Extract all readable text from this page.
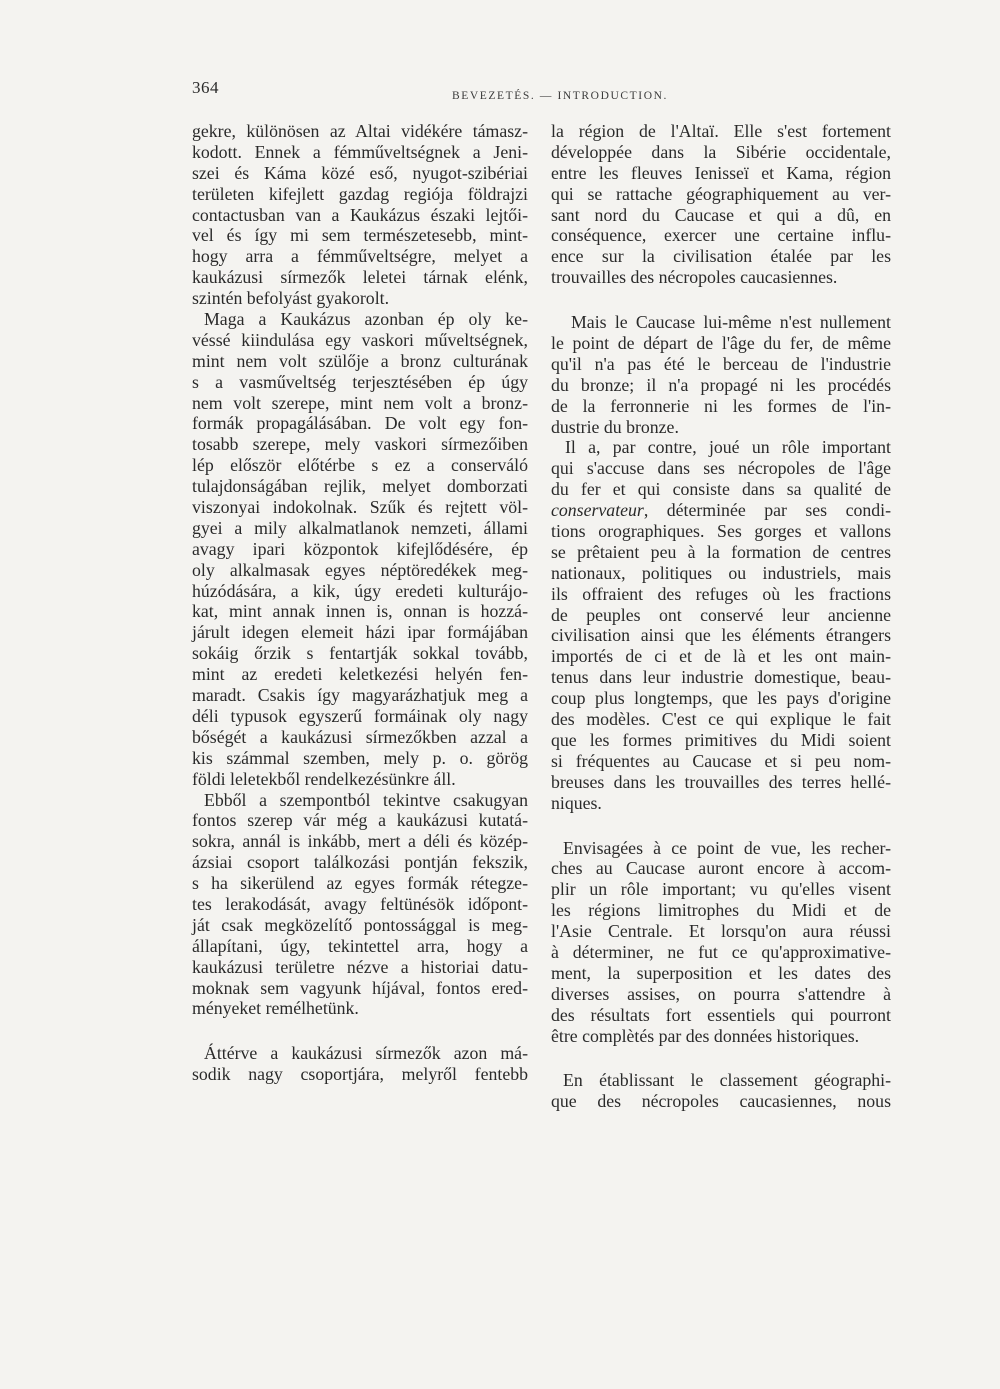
364	BEVEZETÉS. — INTRODUCTION.
gekre, különösen az Altai vidékére támasz-
kodott. Ennek a fémműveltségnek a Jeni-
szei és Káma közé eső, nyugot-szibériai
területen kifejlett gazdag regiója földrajzi
contactusban van a Kaukázus északi lejtői-
vel és így mi sem természetesebb, mint-
hogy arra a fémműveltségre, melyet a
kaukázusi sírmezők leletei tárnak elénk,
szintén befolyást gyakorolt.
Maga a Kaukázus azonban ép oly ke-
véssé kiindulása egy vaskori műveltségnek,
mint nem volt szülője a bronz culturának
s a vasműveltség terjesztésében ép úgy
nem volt szerepe, mint nem volt a bronz-
formák propagálásában. De volt egy fon-
tosabb szerepe, mely vaskori sírmezőiben
lép először előtérbe s ez a conserváló
tulajdonságában rejlik, melyet domborzati
viszonyai indokolnak. Szűk és rejtett völ-
gyei a mily alkalmatlanok nemzeti, állami
avagy ipari központok kifejlődésére, ép
oly alkalmasak egyes néptöredékek meg-
húzódására, a kik, úgy eredeti kulturájo-
kat, mint annak innen is, onnan is hozzá-
járult idegen elemeit házi ipar formájában
sokáig őrzik s fentartják sokkal tovább,
mint az eredeti keletkezési helyén fen-
maradt. Csakis így magyarázhatjuk meg a
déli typusok egyszerű formáinak oly nagy
bőségét a kaukázusi sírmezőkben azzal a
kis számmal szemben, mely p. o. görög
földi leletekből rendelkezésünkre áll.
Ebből a szempontból tekintve csakugyan
fontos szerep vár még a kaukázusi kutatá-
sokra, annál is inkább, mert a déli és közép-
ázsiai csoport találkozási pontján fekszik,
s ha sikerülend az egyes formák rétegze-
tes lerakodását, avagy feltünésök időpont-
ját csak megközelítő pontossággal is meg-
állapítani, úgy, tekintettel arra, hogy a
kaukázusi területre nézve a historiai datu-
moknak sem vagyunk híjával, fontos ered-
ményeket remélhetünk.
Áttérve a kaukázusi sírmezők azon má-
sodik nagy csoportjára, melyről fentebb
la région de l'Altaï. Elle s'est fortement
développée dans la Sibérie occidentale,
entre les fleuves Ienisseï et Kama, région
qui se rattache géographiquement au ver-
sant nord du Caucase et qui a dû, en
conséquence, exercer une certaine influ-
ence sur la civilisation étalée par les
trouvailles des nécropoles caucasiennes.
Mais le Caucase lui-même n'est nullement
le point de départ de l'âge du fer, de même
qu'il n'a pas été le berceau de l'industrie
du bronze; il n'a propagé ni les procédés
de la ferronnerie ni les formes de l'in-
dustrie du bronze.
Il a, par contre, joué un rôle important
qui s'accuse dans ses nécropoles de l'âge
du fer et qui consiste dans sa qualité de
conservateur, déterminée par ses condi-
tions orographiques. Ses gorges et vallons
se prêtaient peu à la formation de centres
nationaux, politiques ou industriels, mais
ils offraient des refuges où les fractions
de peuples ont conservé leur ancienne
civilisation ainsi que les éléments étrangers
importés de ci et de là et les ont main-
tenus dans leur industrie domestique, beau-
coup plus longtemps, que les pays d'origine
des modèles. C'est ce qui explique le fait
que les formes primitives du Midi soient
si fréquentes au Caucase et si peu nom-
breuses dans les trouvailles des terres hellé-
niques.
Envisagées à ce point de vue, les recher-
ches au Caucase auront encore à accom-
plir un rôle important; vu qu'elles visent
les régions limitrophes du Midi et de
l'Asie Centrale. Et lorsqu'on aura réussi
à déterminer, ne fut ce qu'approximative-
ment, la superposition et les dates des
diverses assises, on pourra s'attendre à
des résultats fort essentiels qui pourront
être complètés par des données historiques.
En établissant le classement géographi-
que des nécropoles caucasiennes, nous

## YOUR TASK
Review the material and copy each line in which the word "mint" appears.

## SOLVED EXERCISE
vel és így mi sem természetesebb, mint-
mint nem volt szülője a bronz culturának
nem volt szerepe, mint nem volt a bronz-
kat, mint annak innen is, onnan is hozzá-
mint az eredeti keletkezési helyén fen-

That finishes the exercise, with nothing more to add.